====== Records provided

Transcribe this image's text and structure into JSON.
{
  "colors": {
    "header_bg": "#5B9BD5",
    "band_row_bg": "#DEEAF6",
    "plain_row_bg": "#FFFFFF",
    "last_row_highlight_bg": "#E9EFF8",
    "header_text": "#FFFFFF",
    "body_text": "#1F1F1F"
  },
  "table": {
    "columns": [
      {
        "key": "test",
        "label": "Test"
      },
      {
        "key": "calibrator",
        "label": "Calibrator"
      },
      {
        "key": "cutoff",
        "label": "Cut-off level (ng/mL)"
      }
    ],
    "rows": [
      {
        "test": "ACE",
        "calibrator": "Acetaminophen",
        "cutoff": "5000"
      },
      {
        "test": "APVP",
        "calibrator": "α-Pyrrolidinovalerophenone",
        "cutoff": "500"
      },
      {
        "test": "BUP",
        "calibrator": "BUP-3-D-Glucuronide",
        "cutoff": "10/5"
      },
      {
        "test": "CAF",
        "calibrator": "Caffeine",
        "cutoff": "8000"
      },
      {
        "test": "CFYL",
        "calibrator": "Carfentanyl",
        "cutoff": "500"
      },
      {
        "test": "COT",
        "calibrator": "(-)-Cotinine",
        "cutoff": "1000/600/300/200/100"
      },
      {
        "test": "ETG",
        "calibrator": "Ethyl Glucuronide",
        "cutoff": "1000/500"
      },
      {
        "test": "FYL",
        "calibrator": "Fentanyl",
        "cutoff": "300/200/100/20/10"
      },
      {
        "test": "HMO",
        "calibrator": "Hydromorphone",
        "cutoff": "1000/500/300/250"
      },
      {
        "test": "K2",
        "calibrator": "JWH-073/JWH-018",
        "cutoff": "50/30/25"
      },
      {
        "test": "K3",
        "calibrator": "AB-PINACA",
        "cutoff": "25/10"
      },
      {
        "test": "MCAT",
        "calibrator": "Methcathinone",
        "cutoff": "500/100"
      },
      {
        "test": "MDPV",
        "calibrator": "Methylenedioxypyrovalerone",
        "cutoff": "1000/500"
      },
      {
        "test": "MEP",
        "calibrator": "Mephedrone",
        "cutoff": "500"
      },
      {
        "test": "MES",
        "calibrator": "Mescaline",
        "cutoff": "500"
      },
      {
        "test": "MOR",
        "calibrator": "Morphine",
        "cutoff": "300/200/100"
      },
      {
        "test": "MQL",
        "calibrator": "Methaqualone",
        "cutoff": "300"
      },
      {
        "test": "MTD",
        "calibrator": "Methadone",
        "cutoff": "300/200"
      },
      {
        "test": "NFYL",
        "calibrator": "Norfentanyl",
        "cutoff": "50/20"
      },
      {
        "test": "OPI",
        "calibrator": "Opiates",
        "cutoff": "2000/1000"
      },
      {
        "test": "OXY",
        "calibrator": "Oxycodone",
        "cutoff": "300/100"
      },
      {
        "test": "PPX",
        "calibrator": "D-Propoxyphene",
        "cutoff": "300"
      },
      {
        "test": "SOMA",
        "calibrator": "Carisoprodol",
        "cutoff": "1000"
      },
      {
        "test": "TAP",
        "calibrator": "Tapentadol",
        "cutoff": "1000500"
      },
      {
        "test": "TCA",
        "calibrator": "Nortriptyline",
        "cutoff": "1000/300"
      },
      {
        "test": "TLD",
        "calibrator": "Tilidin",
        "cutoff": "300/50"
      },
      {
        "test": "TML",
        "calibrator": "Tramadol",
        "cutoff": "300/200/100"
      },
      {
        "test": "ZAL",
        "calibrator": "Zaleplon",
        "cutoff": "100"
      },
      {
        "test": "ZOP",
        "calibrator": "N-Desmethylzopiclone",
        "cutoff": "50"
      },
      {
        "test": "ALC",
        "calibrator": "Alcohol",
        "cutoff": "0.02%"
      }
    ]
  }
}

============

- What you are asked to do -
Every entry should be printed again exactly as it stands.

- Output -
Transcribe this image's text and structure into JSON.
{
  "colors": {
    "header_bg": "#5B9BD5",
    "band_row_bg": "#DEEAF6",
    "plain_row_bg": "#FFFFFF",
    "last_row_highlight_bg": "#E9EFF8",
    "header_text": "#FFFFFF",
    "body_text": "#1F1F1F"
  },
  "table": {
    "columns": [
      {
        "key": "test",
        "label": "Test"
      },
      {
        "key": "calibrator",
        "label": "Calibrator"
      },
      {
        "key": "cutoff",
        "label": "Cut-off level (ng/mL)"
      }
    ],
    "rows": [
      {
        "test": "ACE",
        "calibrator": "Acetaminophen",
        "cutoff": "5000"
      },
      {
        "test": "APVP",
        "calibrator": "α-Pyrrolidinovalerophenone",
        "cutoff": "500"
      },
      {
        "test": "BUP",
        "calibrator": "BUP-3-D-Glucuronide",
        "cutoff": "10/5"
      },
      {
        "test": "CAF",
        "calibrator": "Caffeine",
        "cutoff": "8000"
      },
      {
        "test": "CFYL",
        "calibrator": "Carfentanyl",
        "cutoff": "500"
      },
      {
        "test": "COT",
        "calibrator": "(-)-Cotinine",
        "cutoff": "1000/600/300/200/100"
      },
      {
        "test": "ETG",
        "calibrator": "Ethyl Glucuronide",
        "cutoff": "1000/500"
      },
      {
        "test": "FYL",
        "calibrator": "Fentanyl",
        "cutoff": "300/200/100/20/10"
      },
      {
        "test": "HMO",
        "calibrator": "Hydromorphone",
        "cutoff": "1000/500/300/250"
      },
      {
        "test": "K2",
        "calibrator": "JWH-073/JWH-018",
        "cutoff": "50/30/25"
      },
      {
        "test": "K3",
        "calibrator": "AB-PINACA",
        "cutoff": "25/10"
      },
      {
        "test": "MCAT",
        "calibrator": "Methcathinone",
        "cutoff": "500/100"
      },
      {
        "test": "MDPV",
        "calibrator": "Methylenedioxypyrovalerone",
        "cutoff": "1000/500"
      },
      {
        "test": "MEP",
        "calibrator": "Mephedrone",
        "cutoff": "500"
      },
      {
        "test": "MES",
        "calibrator": "Mescaline",
        "cutoff": "500"
      },
      {
        "test": "MOR",
        "calibrator": "Morphine",
        "cutoff": "300/200/100"
      },
      {
        "test": "MQL",
        "calibrator": "Methaqualone",
        "cutoff": "300"
      },
      {
        "test": "MTD",
        "calibrator": "Methadone",
        "cutoff": "300/200"
      },
      {
        "test": "NFYL",
        "calibrator": "Norfentanyl",
        "cutoff": "50/20"
      },
      {
        "test": "OPI",
        "calibrator": "Opiates",
        "cutoff": "2000/1000"
      },
      {
        "test": "OXY",
        "calibrator": "Oxycodone",
        "cutoff": "300/100"
      },
      {
        "test": "PPX",
        "calibrator": "D-Propoxyphene",
        "cutoff": "300"
      },
      {
        "test": "SOMA",
        "calibrator": "Carisoprodol",
        "cutoff": "1000"
      },
      {
        "test": "TAP",
        "calibrator": "Tapentadol",
        "cutoff": "1000500"
      },
      {
        "test": "TCA",
        "calibrator": "Nortriptyline",
        "cutoff": "1000/300"
      },
      {
        "test": "TLD",
        "calibrator": "Tilidin",
        "cutoff": "300/50"
      },
      {
        "test": "TML",
        "calibrator": "Tramadol",
        "cutoff": "300/200/100"
      },
      {
        "test": "ZAL",
        "calibrator": "Zaleplon",
        "cutoff": "100"
      },
      {
        "test": "ZOP",
        "calibrator": "N-Desmethylzopiclone",
        "cutoff": "50"
      },
      {
        "test": "ALC",
        "calibrator": "Alcohol",
        "cutoff": "0.02%"
      }
    ]
  }
}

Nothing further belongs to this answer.